• OBJECTIVE 1:
Output the part of the Sri Lanka neutrality report from "The request, made" to "side, he explained.", copied without any change.

Washington wanted to move two of its missile-armed planes from a base in Djibouti to the civilian international airport in Mattala, Sri Lanka, Dissanayake told parliament.

The request, made on February 26, two days before the start of the US-Israeli assault on Iran, was rejected to maintain Colombo’s neutrality and ensure that its territory was not used for military purposes that could help or hinder either side, he explained.

Sri Lanka was drawn into the aftermath of war when a US submarine torpedoed an Iranian frigate, the IRIS Dena, just off its coast in March.

“They wanted to bring two fighter jets armed with eight anti-ship missiles to Mattala International Airport from March 4 to 8, and we said ‘no,'” Dissanayake said.

He did not specify whether the US request was to use Sri Lanka as a base for aircraft to carry out offensive actions against Iran.

Dissanayake said Iran had also requested port calls for three of its warships, returning from India after a naval exercise, on the same day the United States requested permission to station its two planes.

“We are still studying the Iranian request to bring the three ships to Colombo from March 9 to 13. If we had said ‘yes’ to Iran, we should have said ‘yes’ to the United States too,” he said. “But we have not done so. We firmly maintain our position of neutrality.”

• DATA FOR THIS EXERCISE:
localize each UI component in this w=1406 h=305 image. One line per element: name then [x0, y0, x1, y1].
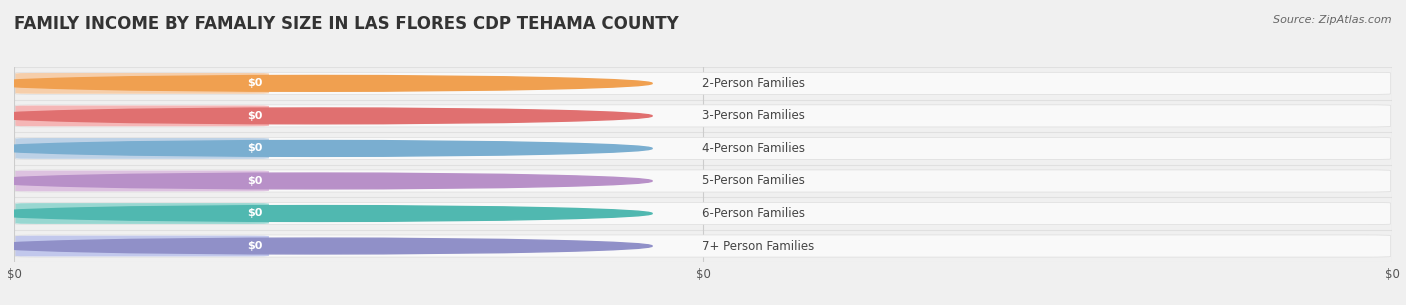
Text: $0: $0 [246, 209, 262, 218]
Text: 5-Person Families: 5-Person Families [703, 174, 806, 188]
FancyBboxPatch shape [15, 203, 1391, 224]
FancyBboxPatch shape [15, 106, 269, 126]
Circle shape [0, 173, 652, 189]
Text: $0: $0 [246, 111, 262, 121]
FancyBboxPatch shape [15, 138, 269, 159]
FancyBboxPatch shape [15, 236, 269, 257]
FancyBboxPatch shape [15, 235, 1391, 257]
Text: $0: $0 [246, 241, 262, 251]
FancyBboxPatch shape [15, 72, 1391, 95]
Text: $0: $0 [246, 176, 262, 186]
FancyBboxPatch shape [15, 203, 269, 224]
FancyBboxPatch shape [15, 137, 1391, 160]
Text: 6-Person Families: 6-Person Families [703, 207, 806, 220]
Circle shape [0, 108, 652, 124]
FancyBboxPatch shape [15, 170, 269, 191]
FancyBboxPatch shape [15, 170, 1391, 192]
FancyBboxPatch shape [15, 105, 1391, 127]
Circle shape [0, 141, 652, 156]
Circle shape [0, 238, 652, 254]
Text: $0: $0 [246, 143, 262, 153]
Text: 3-Person Families: 3-Person Families [703, 109, 806, 122]
Circle shape [0, 206, 652, 221]
Text: 4-Person Families: 4-Person Families [703, 142, 806, 155]
Text: 7+ Person Families: 7+ Person Families [703, 239, 814, 253]
Text: 2-Person Families: 2-Person Families [703, 77, 806, 90]
Text: Source: ZipAtlas.com: Source: ZipAtlas.com [1274, 15, 1392, 25]
Text: $0: $0 [246, 78, 262, 88]
FancyBboxPatch shape [15, 73, 269, 94]
Text: FAMILY INCOME BY FAMALIY SIZE IN LAS FLORES CDP TEHAMA COUNTY: FAMILY INCOME BY FAMALIY SIZE IN LAS FLO… [14, 15, 679, 33]
Circle shape [0, 75, 652, 91]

• OBJECTIVE 2:
Please return the lines of the entries from the line with "Text: $0: $0 [246, 209, 262, 218]" to the line with "FancyBboxPatch shape [15, 236, 269, 257]", both included, word for word.

• EXERCISE SOLUTION 1:
The request, made on February 26, two days before the start of the US-Israeli assault on Iran, was rejected to maintain Colombo’s neutrality and ensure that its territory was not used for military purposes that could help or hinder either side, he explained.

• EXERCISE SOLUTION 2:
Text: $0: $0 [246, 209, 262, 218]
Text: 5-Person Families: 5-Person Families [703, 174, 806, 188]
FancyBboxPatch shape [15, 203, 1391, 224]
FancyBboxPatch shape [15, 106, 269, 126]
Circle shape [0, 173, 652, 189]
Text: $0: $0 [246, 111, 262, 121]
FancyBboxPatch shape [15, 138, 269, 159]
FancyBboxPatch shape [15, 236, 269, 257]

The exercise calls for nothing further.